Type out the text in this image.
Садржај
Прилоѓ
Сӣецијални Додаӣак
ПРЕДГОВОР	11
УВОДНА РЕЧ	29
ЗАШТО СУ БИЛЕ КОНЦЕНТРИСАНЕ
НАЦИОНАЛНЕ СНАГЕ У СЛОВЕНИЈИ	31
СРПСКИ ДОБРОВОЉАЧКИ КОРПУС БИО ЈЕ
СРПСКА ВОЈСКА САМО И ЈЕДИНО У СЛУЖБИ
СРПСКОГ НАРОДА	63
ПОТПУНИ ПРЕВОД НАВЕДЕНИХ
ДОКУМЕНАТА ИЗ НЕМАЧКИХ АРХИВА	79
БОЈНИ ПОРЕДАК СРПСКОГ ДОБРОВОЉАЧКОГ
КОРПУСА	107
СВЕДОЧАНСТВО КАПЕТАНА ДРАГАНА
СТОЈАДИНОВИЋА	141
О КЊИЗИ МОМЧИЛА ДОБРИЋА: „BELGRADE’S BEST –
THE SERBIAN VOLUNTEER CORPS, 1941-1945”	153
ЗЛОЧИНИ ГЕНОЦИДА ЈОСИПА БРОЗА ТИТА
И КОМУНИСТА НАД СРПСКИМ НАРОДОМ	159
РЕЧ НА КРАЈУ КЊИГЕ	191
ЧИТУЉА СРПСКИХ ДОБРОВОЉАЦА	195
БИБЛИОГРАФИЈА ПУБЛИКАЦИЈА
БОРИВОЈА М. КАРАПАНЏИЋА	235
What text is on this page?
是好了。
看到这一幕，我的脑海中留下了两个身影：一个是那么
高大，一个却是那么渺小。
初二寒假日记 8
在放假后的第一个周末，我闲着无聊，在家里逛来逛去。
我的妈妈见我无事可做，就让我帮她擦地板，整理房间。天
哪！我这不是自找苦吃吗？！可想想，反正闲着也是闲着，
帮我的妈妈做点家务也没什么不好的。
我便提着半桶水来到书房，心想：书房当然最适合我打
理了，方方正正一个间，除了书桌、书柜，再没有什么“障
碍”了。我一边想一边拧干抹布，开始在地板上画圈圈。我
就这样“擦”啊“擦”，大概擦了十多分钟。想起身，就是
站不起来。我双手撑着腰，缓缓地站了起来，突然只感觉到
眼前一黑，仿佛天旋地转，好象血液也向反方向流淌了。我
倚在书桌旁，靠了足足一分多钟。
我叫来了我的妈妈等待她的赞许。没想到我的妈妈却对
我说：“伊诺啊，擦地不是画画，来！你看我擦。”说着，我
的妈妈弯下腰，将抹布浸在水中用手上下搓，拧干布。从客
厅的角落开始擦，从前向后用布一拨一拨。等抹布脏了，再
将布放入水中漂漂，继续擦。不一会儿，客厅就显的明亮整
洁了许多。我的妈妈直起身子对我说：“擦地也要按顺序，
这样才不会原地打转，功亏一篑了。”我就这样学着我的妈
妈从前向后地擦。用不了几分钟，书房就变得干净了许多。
::::::::
Required task:
Beginning at the line where "What text is on this page?" appears, extract each line through the end of the data above; keep them exact and include nothing else.

Response:
What text is on this page?
是好了。
看到这一幕，我的脑海中留下了两个身影：一个是那么
高大，一个却是那么渺小。
初二寒假日记 8
在放假后的第一个周末，我闲着无聊，在家里逛来逛去。
我的妈妈见我无事可做，就让我帮她擦地板，整理房间。天
哪！我这不是自找苦吃吗？！可想想，反正闲着也是闲着，
帮我的妈妈做点家务也没什么不好的。
我便提着半桶水来到书房，心想：书房当然最适合我打
理了，方方正正一个间，除了书桌、书柜，再没有什么“障
碍”了。我一边想一边拧干抹布，开始在地板上画圈圈。我
就这样“擦”啊“擦”，大概擦了十多分钟。想起身，就是
站不起来。我双手撑着腰，缓缓地站了起来，突然只感觉到
眼前一黑，仿佛天旋地转，好象血液也向反方向流淌了。我
倚在书桌旁，靠了足足一分多钟。
我叫来了我的妈妈等待她的赞许。没想到我的妈妈却对
我说：“伊诺啊，擦地不是画画，来！你看我擦。”说着，我
的妈妈弯下腰，将抹布浸在水中用手上下搓，拧干布。从客
厅的角落开始擦，从前向后用布一拨一拨。等抹布脏了，再
将布放入水中漂漂，继续擦。不一会儿，客厅就显的明亮整
洁了许多。我的妈妈直起身子对我说：“擦地也要按顺序，
这样才不会原地打转，功亏一篑了。”我就这样学着我的妈
妈从前向后地擦。用不了几分钟，书房就变得干净了许多。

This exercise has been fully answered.